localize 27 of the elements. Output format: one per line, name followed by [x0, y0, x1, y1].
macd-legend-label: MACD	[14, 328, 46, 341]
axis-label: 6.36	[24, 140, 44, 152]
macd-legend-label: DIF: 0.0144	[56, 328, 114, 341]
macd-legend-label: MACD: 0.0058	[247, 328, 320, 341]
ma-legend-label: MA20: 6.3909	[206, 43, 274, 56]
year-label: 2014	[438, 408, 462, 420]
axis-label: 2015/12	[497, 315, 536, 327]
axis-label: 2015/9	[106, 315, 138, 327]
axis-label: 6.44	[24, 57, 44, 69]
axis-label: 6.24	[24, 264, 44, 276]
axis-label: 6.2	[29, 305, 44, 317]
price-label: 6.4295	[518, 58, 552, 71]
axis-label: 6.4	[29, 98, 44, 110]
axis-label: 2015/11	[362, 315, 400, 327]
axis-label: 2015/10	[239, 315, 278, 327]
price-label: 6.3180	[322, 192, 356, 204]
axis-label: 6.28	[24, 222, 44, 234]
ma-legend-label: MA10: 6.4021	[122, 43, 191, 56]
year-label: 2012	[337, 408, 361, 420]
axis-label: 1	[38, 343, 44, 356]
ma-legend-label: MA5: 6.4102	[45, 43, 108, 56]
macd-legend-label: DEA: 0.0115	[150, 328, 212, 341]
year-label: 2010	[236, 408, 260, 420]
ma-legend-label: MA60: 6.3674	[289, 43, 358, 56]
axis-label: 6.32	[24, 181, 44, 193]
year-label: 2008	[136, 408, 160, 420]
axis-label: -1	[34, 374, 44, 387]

▶ [What this task involves]: Reproduce word for word the part of the rows that opens with the first line and closes with the line containing "57, 44, 69]", including both of those lines.

▶ [Solution below]:
localize 27 of the elements. Output format: one per line, name followed by [x0, y0, x1, y1].
macd-legend-label: MACD	[14, 328, 46, 341]
axis-label: 6.36	[24, 140, 44, 152]
macd-legend-label: DIF: 0.0144	[56, 328, 114, 341]
macd-legend-label: MACD: 0.0058	[247, 328, 320, 341]
ma-legend-label: MA20: 6.3909	[206, 43, 274, 56]
year-label: 2014	[438, 408, 462, 420]
axis-label: 2015/12	[497, 315, 536, 327]
axis-label: 2015/9	[106, 315, 138, 327]
axis-label: 6.44	[24, 57, 44, 69]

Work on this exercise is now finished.